Dati sulla posizione degli elementi:
◇ ◇ ◇ ◇ ◇ ◇ ◇
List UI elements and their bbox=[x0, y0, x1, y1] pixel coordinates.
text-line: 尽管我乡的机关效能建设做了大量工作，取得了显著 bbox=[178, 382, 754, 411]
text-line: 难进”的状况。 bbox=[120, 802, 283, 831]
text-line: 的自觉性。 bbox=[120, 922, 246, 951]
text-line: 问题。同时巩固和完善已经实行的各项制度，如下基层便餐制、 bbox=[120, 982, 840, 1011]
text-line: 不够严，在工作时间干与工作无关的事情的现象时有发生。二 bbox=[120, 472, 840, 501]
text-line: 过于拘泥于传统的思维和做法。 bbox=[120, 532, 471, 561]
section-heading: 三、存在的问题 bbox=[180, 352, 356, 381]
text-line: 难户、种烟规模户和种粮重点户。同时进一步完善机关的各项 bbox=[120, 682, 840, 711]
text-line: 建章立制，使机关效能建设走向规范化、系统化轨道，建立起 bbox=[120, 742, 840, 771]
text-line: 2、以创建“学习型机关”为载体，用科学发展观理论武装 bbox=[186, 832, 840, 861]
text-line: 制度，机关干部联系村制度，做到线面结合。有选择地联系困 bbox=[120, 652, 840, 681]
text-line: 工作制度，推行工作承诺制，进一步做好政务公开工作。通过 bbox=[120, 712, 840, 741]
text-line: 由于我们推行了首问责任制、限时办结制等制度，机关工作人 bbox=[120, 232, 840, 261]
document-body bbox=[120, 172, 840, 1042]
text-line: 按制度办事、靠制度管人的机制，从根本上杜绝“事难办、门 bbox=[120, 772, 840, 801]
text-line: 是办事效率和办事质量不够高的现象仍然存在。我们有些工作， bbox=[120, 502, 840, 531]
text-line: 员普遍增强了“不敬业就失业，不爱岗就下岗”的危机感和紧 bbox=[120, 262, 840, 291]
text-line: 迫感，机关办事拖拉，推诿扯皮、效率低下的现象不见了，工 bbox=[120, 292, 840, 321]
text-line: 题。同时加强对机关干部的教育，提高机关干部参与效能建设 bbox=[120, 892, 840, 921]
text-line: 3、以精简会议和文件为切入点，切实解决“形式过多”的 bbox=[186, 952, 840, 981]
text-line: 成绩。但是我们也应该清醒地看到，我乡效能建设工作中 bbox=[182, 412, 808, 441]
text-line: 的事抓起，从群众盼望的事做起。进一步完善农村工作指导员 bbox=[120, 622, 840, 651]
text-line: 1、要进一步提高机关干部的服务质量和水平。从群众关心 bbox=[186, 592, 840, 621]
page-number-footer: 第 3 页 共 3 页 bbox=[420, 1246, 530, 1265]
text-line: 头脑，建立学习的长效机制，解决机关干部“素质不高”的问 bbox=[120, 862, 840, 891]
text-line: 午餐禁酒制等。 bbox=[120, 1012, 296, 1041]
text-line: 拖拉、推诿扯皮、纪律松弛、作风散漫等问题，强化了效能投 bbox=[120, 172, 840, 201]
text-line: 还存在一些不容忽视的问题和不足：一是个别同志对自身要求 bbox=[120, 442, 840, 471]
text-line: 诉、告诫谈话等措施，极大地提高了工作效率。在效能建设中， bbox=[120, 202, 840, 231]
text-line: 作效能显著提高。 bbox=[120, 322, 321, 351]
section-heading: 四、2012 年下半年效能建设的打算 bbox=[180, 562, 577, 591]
◇ ◇ ◇ ◇ ◇ ◇ ◇
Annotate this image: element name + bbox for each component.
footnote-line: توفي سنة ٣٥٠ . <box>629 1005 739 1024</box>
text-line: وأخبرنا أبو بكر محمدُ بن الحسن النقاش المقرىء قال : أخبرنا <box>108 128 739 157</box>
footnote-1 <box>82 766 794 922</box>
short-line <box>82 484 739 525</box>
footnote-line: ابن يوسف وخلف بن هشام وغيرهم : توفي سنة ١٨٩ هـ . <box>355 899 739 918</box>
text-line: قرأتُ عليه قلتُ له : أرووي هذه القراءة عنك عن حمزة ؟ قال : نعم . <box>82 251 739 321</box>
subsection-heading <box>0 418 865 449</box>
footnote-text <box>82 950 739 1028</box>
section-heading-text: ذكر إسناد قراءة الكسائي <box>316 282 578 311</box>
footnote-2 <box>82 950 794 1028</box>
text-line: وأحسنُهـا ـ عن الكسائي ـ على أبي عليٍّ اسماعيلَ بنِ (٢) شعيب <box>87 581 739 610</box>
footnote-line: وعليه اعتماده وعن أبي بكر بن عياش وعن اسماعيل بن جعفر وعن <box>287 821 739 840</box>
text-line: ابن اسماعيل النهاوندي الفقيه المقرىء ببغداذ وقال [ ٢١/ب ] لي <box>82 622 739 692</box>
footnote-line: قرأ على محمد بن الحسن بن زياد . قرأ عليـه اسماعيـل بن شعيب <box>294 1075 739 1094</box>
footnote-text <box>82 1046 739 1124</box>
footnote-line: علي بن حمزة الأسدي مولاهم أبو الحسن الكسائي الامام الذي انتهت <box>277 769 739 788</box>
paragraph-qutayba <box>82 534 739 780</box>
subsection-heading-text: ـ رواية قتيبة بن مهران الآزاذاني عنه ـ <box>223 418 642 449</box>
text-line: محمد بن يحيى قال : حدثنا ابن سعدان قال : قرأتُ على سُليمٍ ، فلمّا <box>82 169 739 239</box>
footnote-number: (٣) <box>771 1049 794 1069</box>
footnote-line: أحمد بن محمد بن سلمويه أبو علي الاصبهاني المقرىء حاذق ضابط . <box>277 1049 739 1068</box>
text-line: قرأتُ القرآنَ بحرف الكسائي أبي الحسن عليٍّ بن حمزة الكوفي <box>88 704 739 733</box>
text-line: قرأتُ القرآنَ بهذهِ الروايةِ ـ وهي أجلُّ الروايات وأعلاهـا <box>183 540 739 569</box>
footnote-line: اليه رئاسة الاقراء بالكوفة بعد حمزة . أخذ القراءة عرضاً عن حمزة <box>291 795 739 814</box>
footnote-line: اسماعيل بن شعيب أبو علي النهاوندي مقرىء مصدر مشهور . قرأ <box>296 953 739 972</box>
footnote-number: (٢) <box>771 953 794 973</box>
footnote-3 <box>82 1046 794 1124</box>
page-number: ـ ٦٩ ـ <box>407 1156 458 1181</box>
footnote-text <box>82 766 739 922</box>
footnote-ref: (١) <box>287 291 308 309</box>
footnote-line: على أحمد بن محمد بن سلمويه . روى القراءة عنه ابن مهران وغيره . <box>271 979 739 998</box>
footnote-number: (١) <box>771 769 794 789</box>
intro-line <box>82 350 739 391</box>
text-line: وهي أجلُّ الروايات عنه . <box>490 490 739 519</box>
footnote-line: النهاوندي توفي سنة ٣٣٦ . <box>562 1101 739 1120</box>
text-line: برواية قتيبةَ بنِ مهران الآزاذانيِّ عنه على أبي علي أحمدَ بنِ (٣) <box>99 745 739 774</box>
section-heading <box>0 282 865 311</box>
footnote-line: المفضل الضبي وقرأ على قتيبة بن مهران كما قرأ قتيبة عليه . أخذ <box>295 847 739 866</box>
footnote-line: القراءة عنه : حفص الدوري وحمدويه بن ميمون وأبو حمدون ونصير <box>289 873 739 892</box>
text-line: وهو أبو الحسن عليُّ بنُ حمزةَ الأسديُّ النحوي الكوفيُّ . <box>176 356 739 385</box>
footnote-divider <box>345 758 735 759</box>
◇ ◇ ◇ ◇ ◇ ◇ ◇
Obiettivo = Modifica le righe dalla riga con "List UI elements" alla riga con "772, 840, 801]", entrambe incluse, mettendo "line" al posto di "text-line" e lasciando invariato tutto il resto; riporta solo queste righe.

Output completo =
List UI elements and their bbox=[x0, y0, x1, y1] pixel coordinates.
line: 尽管我乡的机关效能建设做了大量工作，取得了显著 bbox=[178, 382, 754, 411]
line: 难进”的状况。 bbox=[120, 802, 283, 831]
line: 的自觉性。 bbox=[120, 922, 246, 951]
line: 问题。同时巩固和完善已经实行的各项制度，如下基层便餐制、 bbox=[120, 982, 840, 1011]
line: 不够严，在工作时间干与工作无关的事情的现象时有发生。二 bbox=[120, 472, 840, 501]
line: 过于拘泥于传统的思维和做法。 bbox=[120, 532, 471, 561]
section-heading: 三、存在的问题 bbox=[180, 352, 356, 381]
line: 难户、种烟规模户和种粮重点户。同时进一步完善机关的各项 bbox=[120, 682, 840, 711]
line: 建章立制，使机关效能建设走向规范化、系统化轨道，建立起 bbox=[120, 742, 840, 771]
line: 2、以创建“学习型机关”为载体，用科学发展观理论武装 bbox=[186, 832, 840, 861]
line: 制度，机关干部联系村制度，做到线面结合。有选择地联系困 bbox=[120, 652, 840, 681]
line: 工作制度，推行工作承诺制，进一步做好政务公开工作。通过 bbox=[120, 712, 840, 741]
line: 由于我们推行了首问责任制、限时办结制等制度，机关工作人 bbox=[120, 232, 840, 261]
document-body bbox=[120, 172, 840, 1042]
line: 按制度办事、靠制度管人的机制，从根本上杜绝“事难办、门 bbox=[120, 772, 840, 801]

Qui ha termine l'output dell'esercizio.